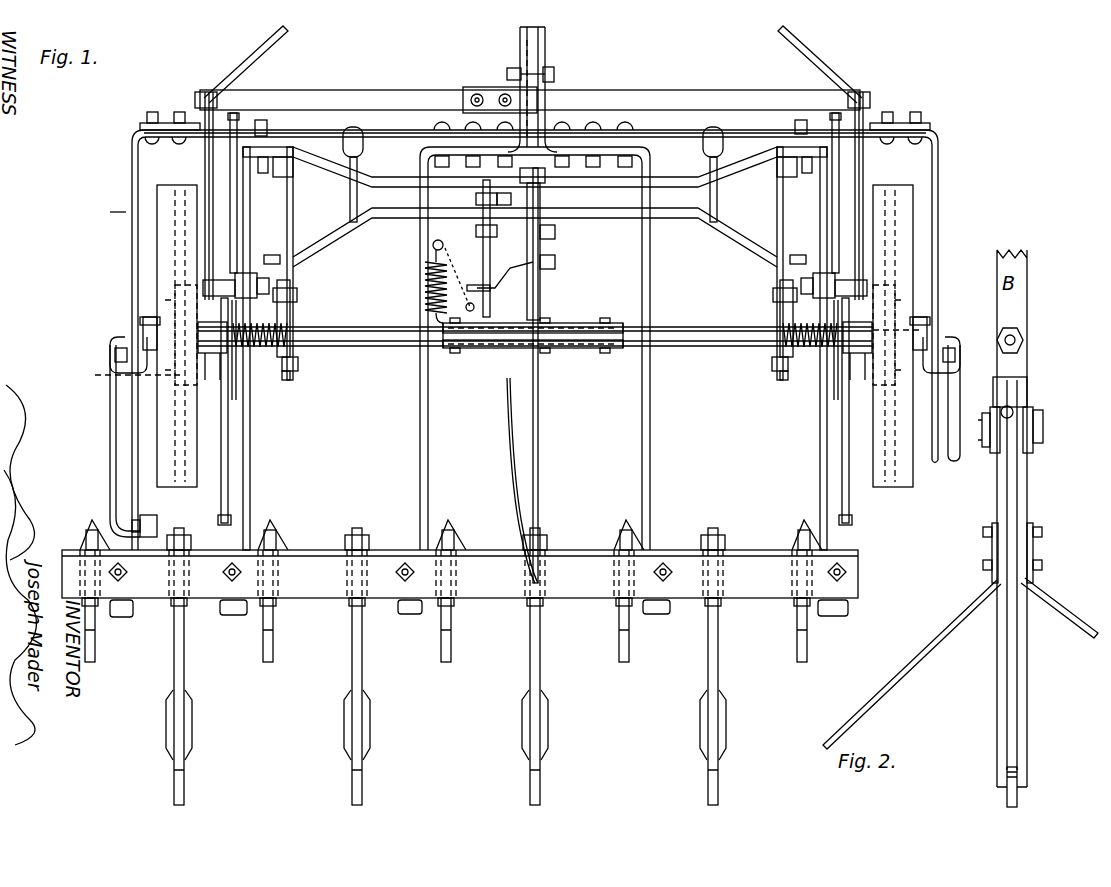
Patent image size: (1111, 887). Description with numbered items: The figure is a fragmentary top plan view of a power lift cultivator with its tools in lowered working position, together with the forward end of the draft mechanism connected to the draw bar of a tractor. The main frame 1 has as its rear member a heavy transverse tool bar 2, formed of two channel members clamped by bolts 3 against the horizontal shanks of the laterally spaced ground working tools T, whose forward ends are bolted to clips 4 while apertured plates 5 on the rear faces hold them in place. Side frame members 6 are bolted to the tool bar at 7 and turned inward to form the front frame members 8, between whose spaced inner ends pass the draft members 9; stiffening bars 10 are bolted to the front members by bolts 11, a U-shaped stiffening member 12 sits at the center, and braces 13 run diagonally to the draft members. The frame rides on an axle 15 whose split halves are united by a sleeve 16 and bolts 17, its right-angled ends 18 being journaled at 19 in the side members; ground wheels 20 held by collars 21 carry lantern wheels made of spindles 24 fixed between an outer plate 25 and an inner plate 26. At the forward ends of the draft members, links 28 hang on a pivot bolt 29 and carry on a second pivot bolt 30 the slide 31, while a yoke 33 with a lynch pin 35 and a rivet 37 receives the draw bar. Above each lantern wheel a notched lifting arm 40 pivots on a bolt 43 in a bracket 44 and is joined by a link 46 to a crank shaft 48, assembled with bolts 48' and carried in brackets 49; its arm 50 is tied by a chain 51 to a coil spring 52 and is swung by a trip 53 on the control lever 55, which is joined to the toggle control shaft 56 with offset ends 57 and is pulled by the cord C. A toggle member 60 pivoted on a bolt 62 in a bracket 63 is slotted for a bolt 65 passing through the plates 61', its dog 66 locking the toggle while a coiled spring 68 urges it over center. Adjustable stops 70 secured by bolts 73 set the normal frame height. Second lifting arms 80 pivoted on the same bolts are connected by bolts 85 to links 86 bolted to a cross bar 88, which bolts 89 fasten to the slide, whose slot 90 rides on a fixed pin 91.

In FIG. 1, the main frame 1 is at (109, 215).
In FIG. 1, the tool bar 2 is at (575, 600).
In FIG. 1, the bolts 3 is at (128, 572).
In FIG. 1, the plates or clips 4 is at (278, 522).
In FIG. 1, the apertured plates 5 is at (247, 606).
In FIG. 1, the side frame members 6 is at (133, 425).
In FIG. 1, the bolted connection 7 is at (127, 617).
In FIG. 1, the front frame members 8 is at (328, 137).
In FIG. 1, the draft members 9 is at (520, 41).
In FIG. 2, the draft members 9 is at (997, 709).
In FIG. 1, the stiffening bars 10 is at (250, 457).
In FIG. 1, the bolts 11 is at (268, 124).
In FIG. 1, the stiffening member 12 is at (420, 463).
In FIG. 1, the braces 13 is at (264, 52).
In FIG. 2, the braces 13 is at (888, 683).
In FIG. 1, the axle 15 is at (362, 346).
In FIG. 1, the split sleeve 16 is at (583, 326).
In FIG. 1, the bolts 17 is at (453, 348).
In FIG. 1, the axle ends 18 is at (110, 440).
In FIG. 1, the journals 19 is at (148, 528).
In FIG. 1, the ground wheels 20 is at (165, 458).
In FIG. 1, the collars 21 is at (145, 320).
In FIG. 1, the spindles 24 is at (212, 380).
In FIG. 1, the disk or plate 25 is at (140, 372).
In FIG. 1, the plate 26 is at (235, 382).
In FIG. 2, the links 28 is at (995, 455).
In FIG. 2, the pivot bolt 29 is at (986, 447).
In FIG. 2, the pivot bolt 30 is at (982, 417).
In FIG. 1, the slide 31 is at (546, 28).
In FIG. 2, the slide 31 is at (1007, 800).
In FIG. 2, the yoke 33 is at (1019, 392).
In FIG. 2, the lynch pin 35 is at (1023, 342).
In FIG. 2, the rivet 37 is at (1013, 412).
In FIG. 1, the lifting arm 40 is at (224, 498).
In FIG. 1, the pivot bolt 43 is at (258, 277).
In FIG. 1, the bracket 44 is at (245, 273).
In FIG. 1, the link 46 is at (238, 120).
In FIG. 1, the crank shaft 48 is at (535, 179).
In FIG. 1, the bolts 48' is at (472, 248).
In FIG. 1, the brackets 49 is at (358, 185).
In FIG. 1, the arm 50 is at (482, 276).
In FIG. 1, the chain 51 is at (463, 282).
In FIG. 1, the coil spring 52 is at (428, 256).
In FIG. 1, the trip 53 is at (490, 283).
In FIG. 1, the control lever 55 is at (540, 418).
In FIG. 1, the toggle control shaft 56 is at (603, 218).
In FIG. 1, the angular offset 57 is at (270, 254).
In FIG. 1, the toggle member 60 is at (293, 207).
In FIG. 1, the plates 61' is at (535, 318).
In FIG. 1, the bolt 62 is at (290, 172).
In FIG. 1, the bracket 63 is at (280, 172).
In FIG. 1, the bolt 65 is at (297, 294).
In FIG. 1, the dog 66 is at (299, 367).
In FIG. 1, the spring 68 is at (262, 348).
In FIG. 1, the adjustable stops 70 is at (118, 340).
In FIG. 1, the bolts 73 is at (114, 352).
In FIG. 1, the lifting arms 80 is at (209, 158).
In FIG. 1, the bolt 85 is at (203, 283).
In FIG. 1, the link 86 is at (204, 172).
In FIG. 1, the cross bar 88 is at (349, 100).
In FIG. 1, the bolts 89 is at (504, 93).
In FIG. 1, the slot 90 is at (548, 66).
In FIG. 1, the pin 91 is at (556, 77).
In FIG. 1, the cord C is at (512, 458).
In FIG. 1, the ground working tools T is at (96, 660).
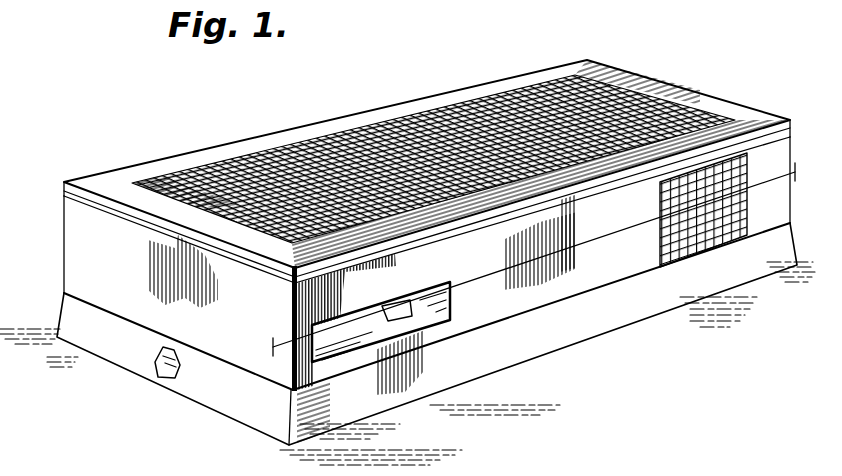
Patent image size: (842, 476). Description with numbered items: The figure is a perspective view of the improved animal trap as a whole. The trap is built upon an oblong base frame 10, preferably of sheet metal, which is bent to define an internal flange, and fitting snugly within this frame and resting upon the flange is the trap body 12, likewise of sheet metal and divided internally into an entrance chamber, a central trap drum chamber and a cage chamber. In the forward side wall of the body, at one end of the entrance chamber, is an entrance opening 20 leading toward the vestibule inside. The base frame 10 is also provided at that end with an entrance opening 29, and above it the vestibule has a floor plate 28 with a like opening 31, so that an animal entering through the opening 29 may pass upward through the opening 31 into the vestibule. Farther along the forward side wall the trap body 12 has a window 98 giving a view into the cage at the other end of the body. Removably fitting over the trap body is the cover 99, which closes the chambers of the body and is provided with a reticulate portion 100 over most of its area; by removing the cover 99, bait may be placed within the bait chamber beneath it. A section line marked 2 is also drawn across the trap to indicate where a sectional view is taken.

The cover 99 is at (688, 98).
The reticulate portion 100 is at (592, 90).
The trap body 12 is at (427, 266).
The base frame 10 is at (427, 334).
The window 98 is at (700, 238).
The entrance opening 20 is at (434, 326).
The floor plate 28 is at (381, 326).
The opening 31 is at (397, 322).
The entrance opening 29 is at (170, 380).
The section line 2- 2 is at (531, 261).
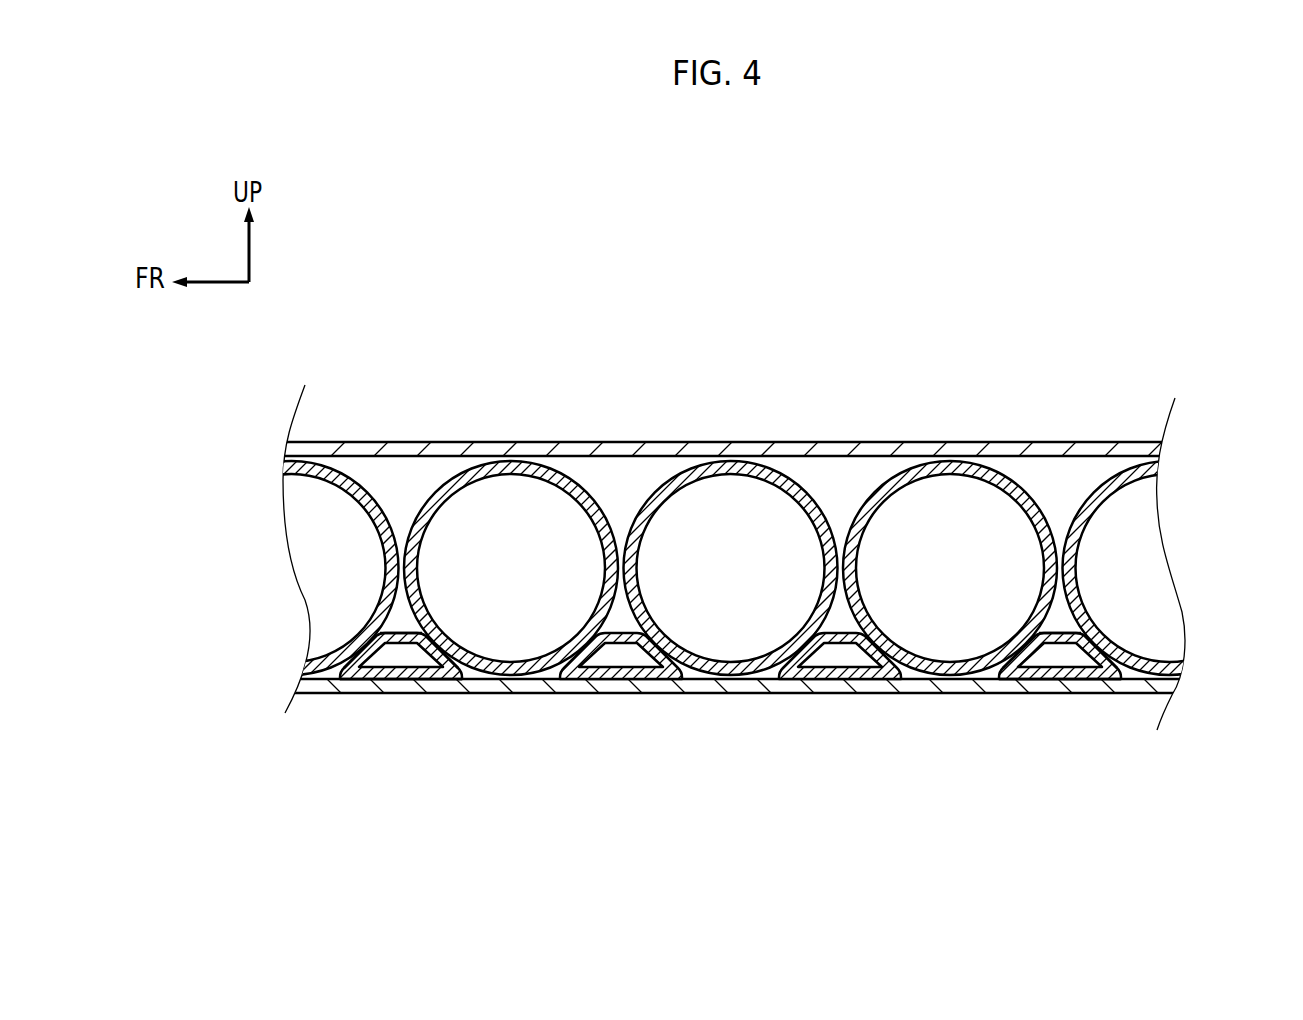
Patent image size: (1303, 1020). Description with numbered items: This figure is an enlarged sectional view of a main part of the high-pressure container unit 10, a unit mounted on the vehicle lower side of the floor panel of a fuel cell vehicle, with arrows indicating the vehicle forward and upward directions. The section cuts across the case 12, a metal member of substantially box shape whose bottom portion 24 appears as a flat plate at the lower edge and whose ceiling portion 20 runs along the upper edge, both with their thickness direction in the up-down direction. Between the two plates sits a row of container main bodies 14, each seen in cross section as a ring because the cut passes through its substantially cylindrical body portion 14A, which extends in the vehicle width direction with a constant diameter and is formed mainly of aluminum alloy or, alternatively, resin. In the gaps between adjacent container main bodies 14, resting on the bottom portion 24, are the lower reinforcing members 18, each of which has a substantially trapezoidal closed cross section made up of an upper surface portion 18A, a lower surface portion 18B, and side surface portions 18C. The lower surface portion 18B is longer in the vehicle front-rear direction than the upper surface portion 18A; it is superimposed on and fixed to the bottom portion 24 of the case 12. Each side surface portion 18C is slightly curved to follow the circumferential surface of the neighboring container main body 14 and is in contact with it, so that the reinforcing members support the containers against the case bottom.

The high-pressure container unit 10 is at (1038, 367).
The case 12 is at (730, 553).
The container main body 14 is at (660, 480).
The body portion 14A is at (438, 493).
The lower reinforcing member 18 is at (389, 679).
The upper surface portion 18A is at (402, 630).
The lower surface portion 18B is at (430, 694).
The side surface portion 18C is at (360, 642).
The ceiling portion 20 is at (913, 440).
The bottom portion 24 is at (607, 695).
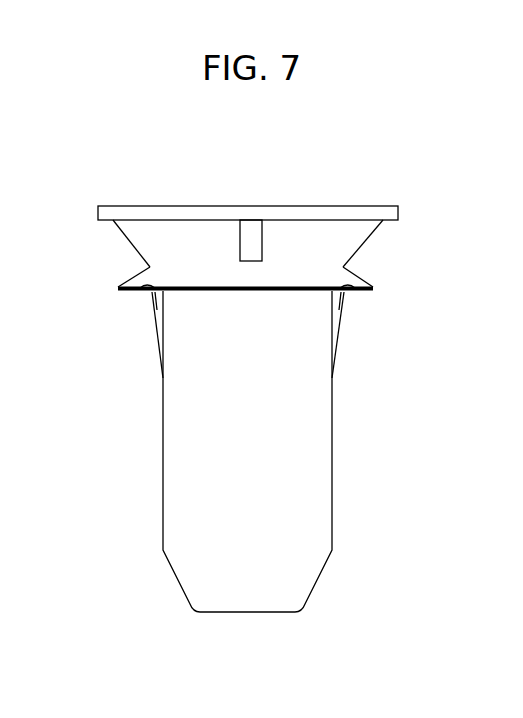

= = =

**Directions for this task**: Rewrite the entries from the line that contains "Patent image size: (842, 476)." through the line that contains "The window 98 is at (700, 238).", replacing "oblong" with "rectangular" and changing nothing else.

**Final result**:
Patent image size: (842, 476). Description with numbered items: The figure is a perspective view of the improved animal trap as a whole. The trap is built upon an rectangular base frame 10, preferably of sheet metal, which is bent to define an internal flange, and fitting snugly within this frame and resting upon the flange is the trap body 12, likewise of sheet metal and divided internally into an entrance chamber, a central trap drum chamber and a cage chamber. In the forward side wall of the body, at one end of the entrance chamber, is an entrance opening 20 leading toward the vestibule inside. The base frame 10 is also provided at that end with an entrance opening 29, and above it the vestibule has a floor plate 28 with a like opening 31, so that an animal entering through the opening 29 may pass upward through the opening 31 into the vestibule. Farther along the forward side wall the trap body 12 has a window 98 giving a view into the cage at the other end of the body. Removably fitting over the trap body is the cover 99, which closes the chambers of the body and is provided with a reticulate portion 100 over most of its area; by removing the cover 99, bait may be placed within the bait chamber beneath it. A section line marked 2 is also drawn across the trap to indicate where a sectional view is taken.

The cover 99 is at (688, 98).
The reticulate portion 100 is at (592, 90).
The trap body 12 is at (427, 266).
The base frame 10 is at (427, 334).
The window 98 is at (700, 238).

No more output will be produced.